> **Work to be completed**:
Repeat the listing exactly as given, omitting every image.

> **Excerpted data**:
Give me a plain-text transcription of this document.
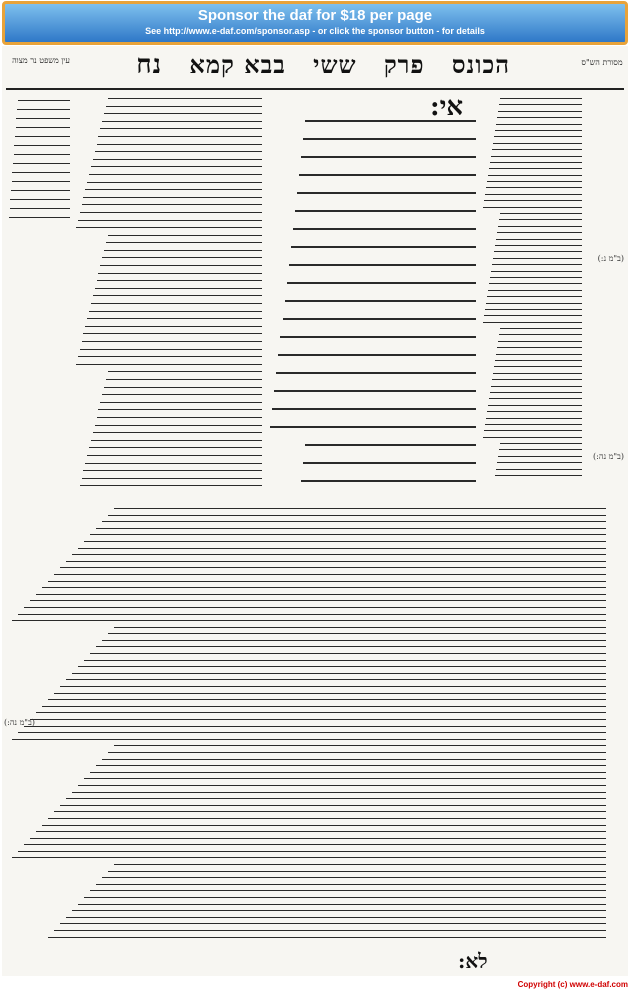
Sponsor the daf for $18 per page
See http://www.e-daf.com/sponsor.asp - or click the sponsor button - for details
הכונס פרק ששי בבא קמא נח
עין משפט נר מצוה	מסורת הש"ס
אי:
(ב"מ נ:)
(ב"מ נה:)
(ב"מ נה:)
לא:
Copyright (c) www.e-daf.com
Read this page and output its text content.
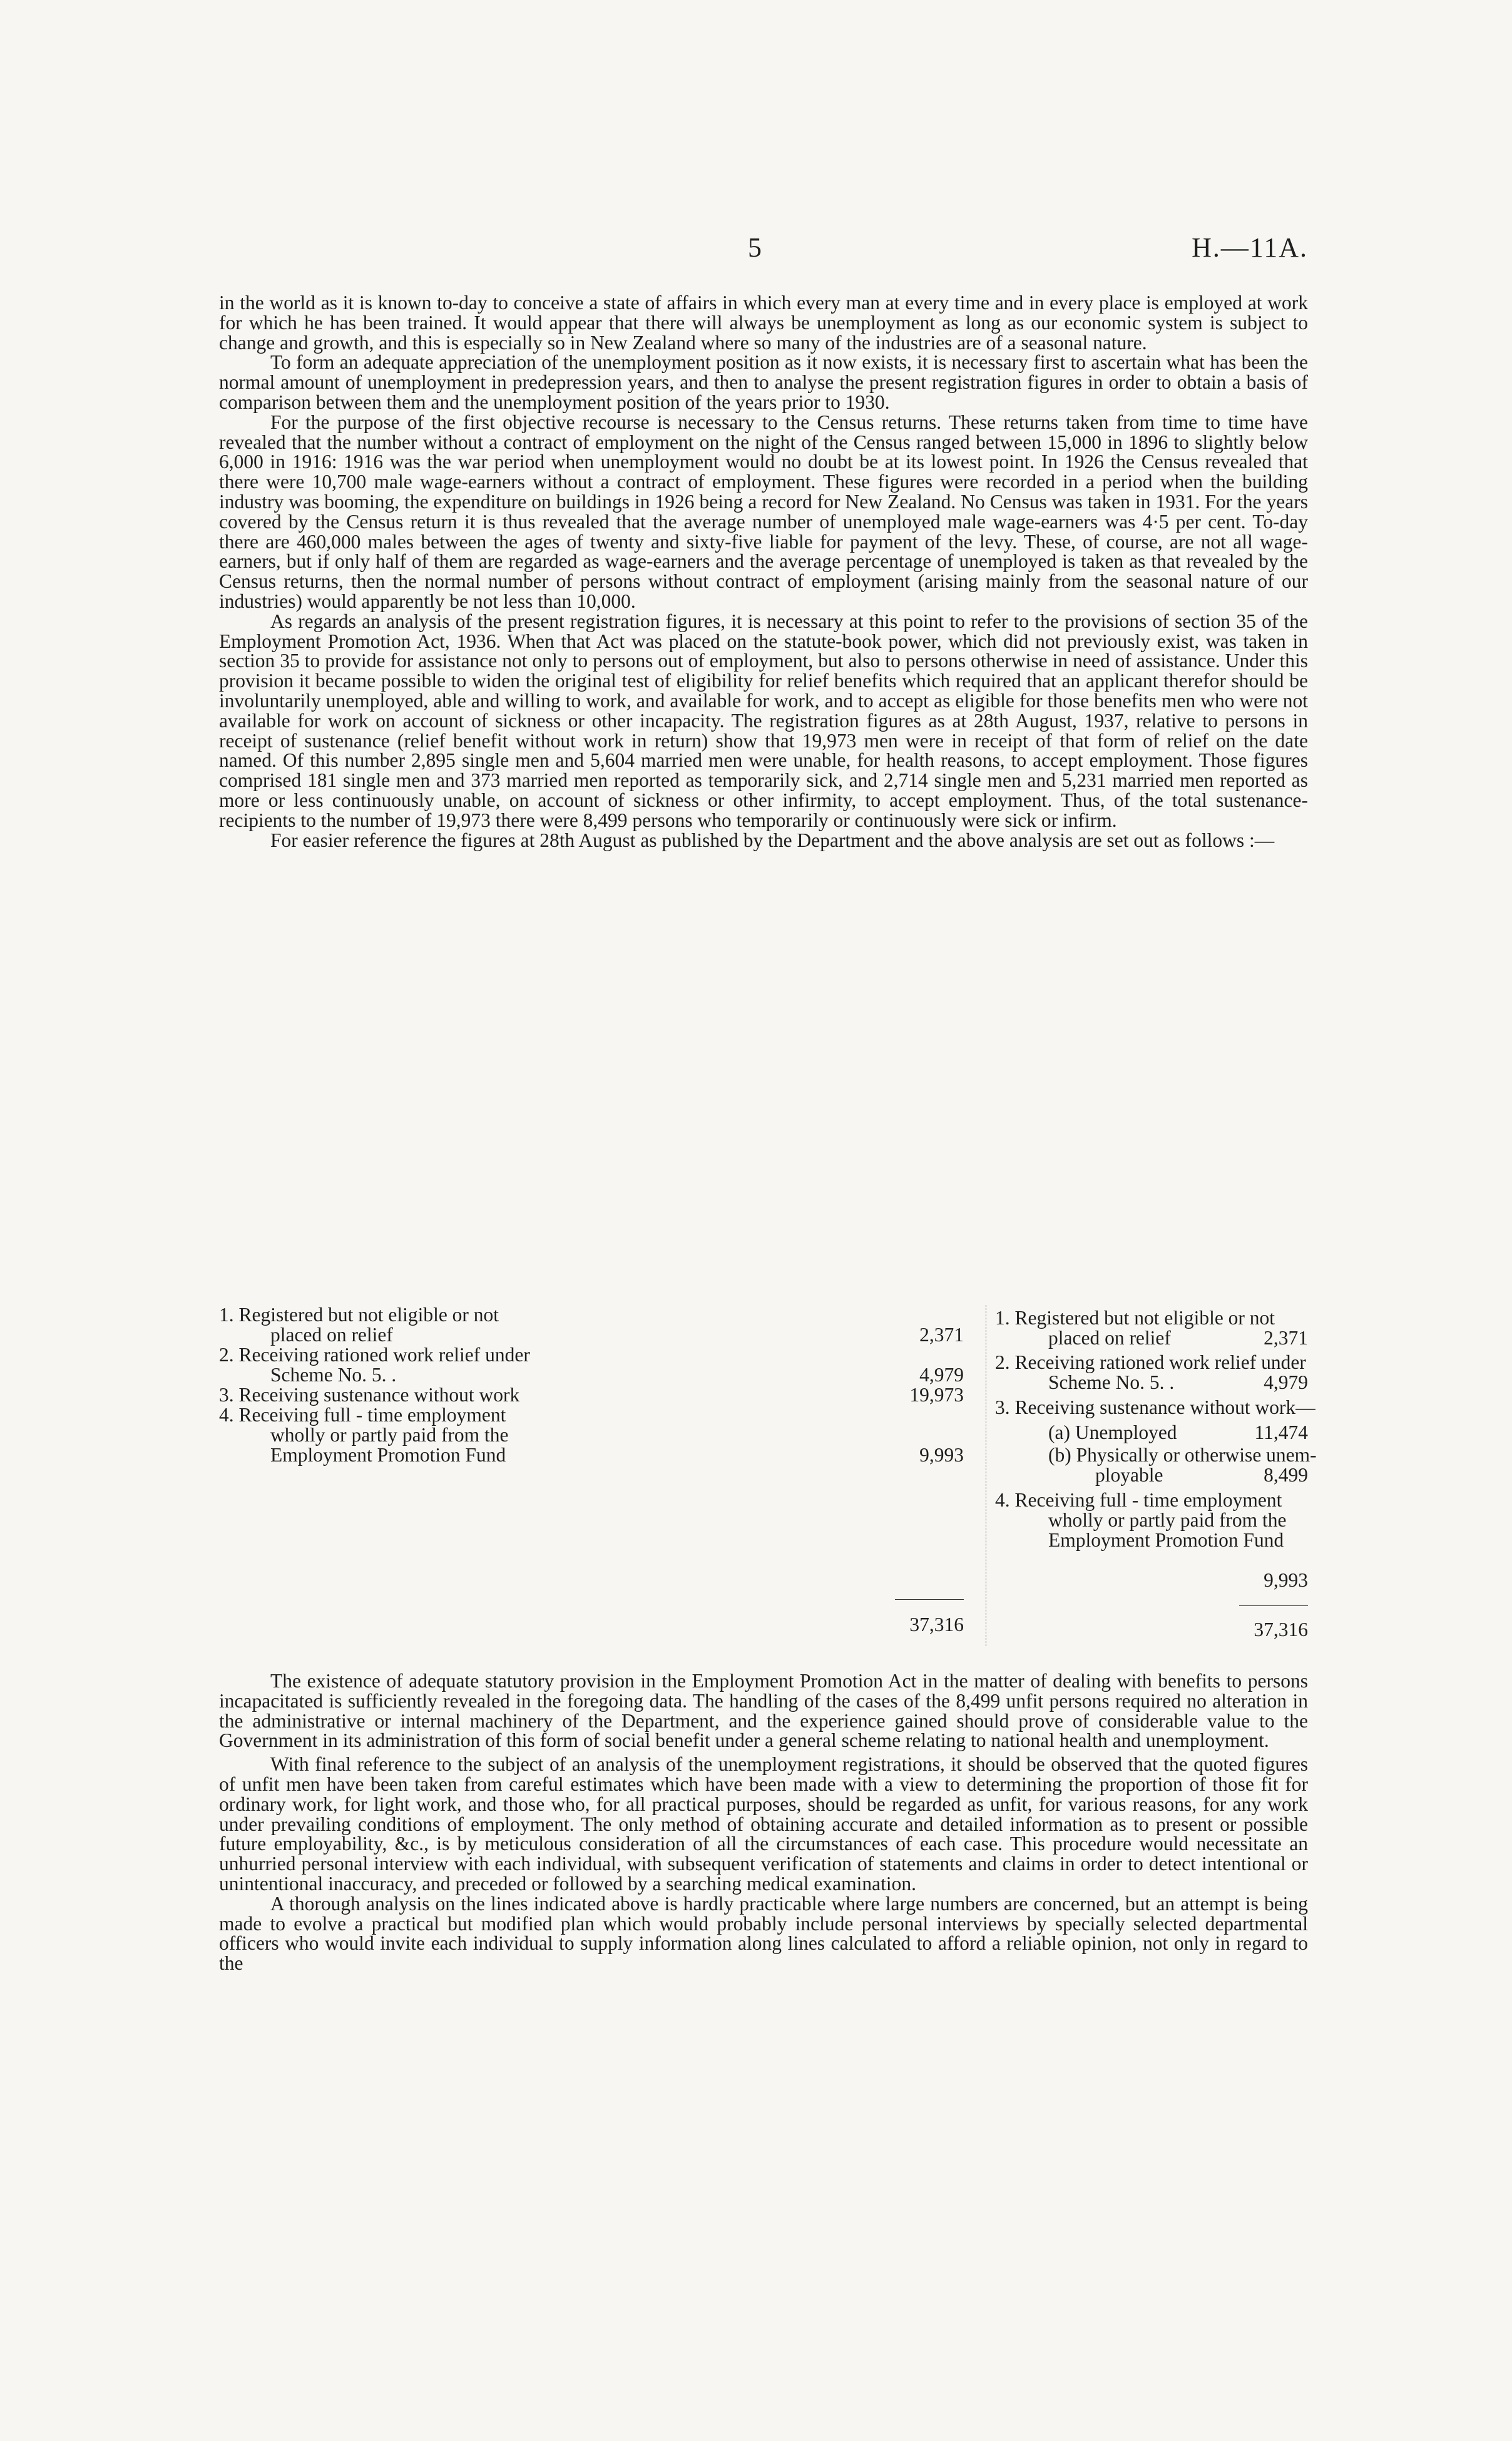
5	H.—11A.

in the world as it is known to-day to conceive a state of affairs in which every man at every time and in every place is employed at work for which he has been trained. It would appear that there will always be unemployment as long as our economic system is subject to change and growth, and this is especially so in New Zealand where so many of the industries are of a seasonal nature.

To form an adequate appreciation of the unemployment position as it now exists, it is necessary first to ascertain what has been the normal amount of unemployment in predepression years, and then to analyse the present registration figures in order to obtain a basis of comparison between them and the unemployment position of the years prior to 1930.

For the purpose of the first objective recourse is necessary to the Census returns. These returns taken from time to time have revealed that the number without a contract of employment on the night of the Census ranged between 15,000 in 1896 to slightly below 6,000 in 1916: 1916 was the war period when unemployment would no doubt be at its lowest point. In 1926 the Census revealed that there were 10,700 male wage-earners without a contract of employment. These figures were recorded in a period when the building industry was booming, the expenditure on buildings in 1926 being a record for New Zealand. No Census was taken in 1931. For the years covered by the Census return it is thus revealed that the average number of unemployed male wage-earners was 4·5 per cent. To-day there are 460,000 males between the ages of twenty and sixty-five liable for payment of the levy. These, of course, are not all wage-earners, but if only half of them are regarded as wage-earners and the average percentage of unemployed is taken as that revealed by the Census returns, then the normal number of persons without contract of employment (arising mainly from the seasonal nature of our industries) would apparently be not less than 10,000.

As regards an analysis of the present registration figures, it is necessary at this point to refer to the provisions of section 35 of the Employment Promotion Act, 1936. When that Act was placed on the statute-book power, which did not previously exist, was taken in section 35 to provide for assistance not only to persons out of employment, but also to persons otherwise in need of assistance. Under this provision it became possible to widen the original test of eligibility for relief benefits which required that an applicant therefor should be involuntarily unemployed, able and willing to work, and available for work, and to accept as eligible for those benefits men who were not available for work on account of sickness or other incapacity. The registration figures as at 28th August, 1937, relative to persons in receipt of sustenance (relief benefit without work in return) show that 19,973 men were in receipt of that form of relief on the date named. Of this number 2,895 single men and 5,604 married men were unable, for health reasons, to accept employment. Those figures comprised 181 single men and 373 married men reported as temporarily sick, and 2,714 single men and 5,231 married men reported as more or less continuously unable, on account of sickness or other infirmity, to accept employment. Thus, of the total sustenance-recipients to the number of 19,973 there were 8,499 persons who temporarily or continuously were sick or infirm.

For easier reference the figures at 28th August as published by the Department and the above analysis are set out as follows :—

1. Registered but not eligible or not
placed on relief	2,371
2. Receiving rationed work relief under
Scheme No. 5. .	4,979
3. Receiving sustenance without work	19,973
4. Receiving full - time employment
wholly or partly paid from the
Employment Promotion Fund	9,993
37,316
1. Registered but not eligible or not
placed on relief	2,371
2. Receiving rationed work relief under
Scheme No. 5. .	4,979
3. Receiving sustenance without work—
(a) Unemployed	11,474
(b) Physically or otherwise unem-
ployable	8,499
4. Receiving full - time employment
wholly or partly paid from the
Employment Promotion Fund
9,993
37,316

The existence of adequate statutory provision in the Employment Promotion Act in the matter of dealing with benefits to persons incapacitated is sufficiently revealed in the foregoing data. The handling of the cases of the 8,499 unfit persons required no alteration in the administrative or internal machinery of the Department, and the experience gained should prove of considerable value to the Government in its administration of this form of social benefit under a general scheme relating to national health and unemployment.

With final reference to the subject of an analysis of the unemployment registrations, it should be observed that the quoted figures of unfit men have been taken from careful estimates which have been made with a view to determining the proportion of those fit for ordinary work, for light work, and those who, for all practical purposes, should be regarded as unfit, for various reasons, for any work under prevailing conditions of employment. The only method of obtaining accurate and detailed information as to present or possible future employability, &c., is by meticulous consideration of all the circumstances of each case. This procedure would necessitate an unhurried personal interview with each individual, with subsequent verification of statements and claims in order to detect intentional or unintentional inaccuracy, and preceded or followed by a searching medical examination.

A thorough analysis on the lines indicated above is hardly practicable where large numbers are concerned, but an attempt is being made to evolve a practical but modified plan which would probably include personal interviews by specially selected departmental officers who would invite each individual to supply information along lines calculated to afford a reliable opinion, not only in regard to the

> **Response to this task**:
Give me a plain-text transcription of this document.
Sponsor the daf for $18 per page
See http://www.e-daf.com/sponsor.asp - or click the sponsor button - for details
הכונס פרק ששי בבא קמא נח
עין משפט נר מצוה	מסורת הש"ס
אי:
(ב"מ נ:)
(ב"מ נה:)
(ב"מ נה:)
לא:
Copyright (c) www.e-daf.com
Read this page and output its text content.
5	H.—11A.

in the world as it is known to-day to conceive a state of affairs in which every man at every time and in every place is employed at work for which he has been trained. It would appear that there will always be unemployment as long as our economic system is subject to change and growth, and this is especially so in New Zealand where so many of the industries are of a seasonal nature.

To form an adequate appreciation of the unemployment position as it now exists, it is necessary first to ascertain what has been the normal amount of unemployment in predepression years, and then to analyse the present registration figures in order to obtain a basis of comparison between them and the unemployment position of the years prior to 1930.

For the purpose of the first objective recourse is necessary to the Census returns. These returns taken from time to time have revealed that the number without a contract of employment on the night of the Census ranged between 15,000 in 1896 to slightly below 6,000 in 1916: 1916 was the war period when unemployment would no doubt be at its lowest point. In 1926 the Census revealed that there were 10,700 male wage-earners without a contract of employment. These figures were recorded in a period when the building industry was booming, the expenditure on buildings in 1926 being a record for New Zealand. No Census was taken in 1931. For the years covered by the Census return it is thus revealed that the average number of unemployed male wage-earners was 4·5 per cent. To-day there are 460,000 males between the ages of twenty and sixty-five liable for payment of the levy. These, of course, are not all wage-earners, but if only half of them are regarded as wage-earners and the average percentage of unemployed is taken as that revealed by the Census returns, then the normal number of persons without contract of employment (arising mainly from the seasonal nature of our industries) would apparently be not less than 10,000.

As regards an analysis of the present registration figures, it is necessary at this point to refer to the provisions of section 35 of the Employment Promotion Act, 1936. When that Act was placed on the statute-book power, which did not previously exist, was taken in section 35 to provide for assistance not only to persons out of employment, but also to persons otherwise in need of assistance. Under this provision it became possible to widen the original test of eligibility for relief benefits which required that an applicant therefor should be involuntarily unemployed, able and willing to work, and available for work, and to accept as eligible for those benefits men who were not available for work on account of sickness or other incapacity. The registration figures as at 28th August, 1937, relative to persons in receipt of sustenance (relief benefit without work in return) show that 19,973 men were in receipt of that form of relief on the date named. Of this number 2,895 single men and 5,604 married men were unable, for health reasons, to accept employment. Those figures comprised 181 single men and 373 married men reported as temporarily sick, and 2,714 single men and 5,231 married men reported as more or less continuously unable, on account of sickness or other infirmity, to accept employment. Thus, of the total sustenance-recipients to the number of 19,973 there were 8,499 persons who temporarily or continuously were sick or infirm.

For easier reference the figures at 28th August as published by the Department and the above analysis are set out as follows :—

1. Registered but not eligible or not
placed on relief	2,371
2. Receiving rationed work relief under
Scheme No. 5. .	4,979
3. Receiving sustenance without work	19,973
4. Receiving full - time employment
wholly or partly paid from the
Employment Promotion Fund	9,993
37,316
1. Registered but not eligible or not
placed on relief	2,371
2. Receiving rationed work relief under
Scheme No. 5. .	4,979
3. Receiving sustenance without work—
(a) Unemployed	11,474
(b) Physically or otherwise unem-
ployable	8,499
4. Receiving full - time employment
wholly or partly paid from the
Employment Promotion Fund
9,993
37,316

The existence of adequate statutory provision in the Employment Promotion Act in the matter of dealing with benefits to persons incapacitated is sufficiently revealed in the foregoing data. The handling of the cases of the 8,499 unfit persons required no alteration in the administrative or internal machinery of the Department, and the experience gained should prove of considerable value to the Government in its administration of this form of social benefit under a general scheme relating to national health and unemployment.

With final reference to the subject of an analysis of the unemployment registrations, it should be observed that the quoted figures of unfit men have been taken from careful estimates which have been made with a view to determining the proportion of those fit for ordinary work, for light work, and those who, for all practical purposes, should be regarded as unfit, for various reasons, for any work under prevailing conditions of employment. The only method of obtaining accurate and detailed information as to present or possible future employability, &c., is by meticulous consideration of all the circumstances of each case. This procedure would necessitate an unhurried personal interview with each individual, with subsequent verification of statements and claims in order to detect intentional or unintentional inaccuracy, and preceded or followed by a searching medical examination.

A thorough analysis on the lines indicated above is hardly practicable where large numbers are concerned, but an attempt is being made to evolve a practical but modified plan which would probably include personal interviews by specially selected departmental officers who would invite each individual to supply information along lines calculated to afford a reliable opinion, not only in regard to the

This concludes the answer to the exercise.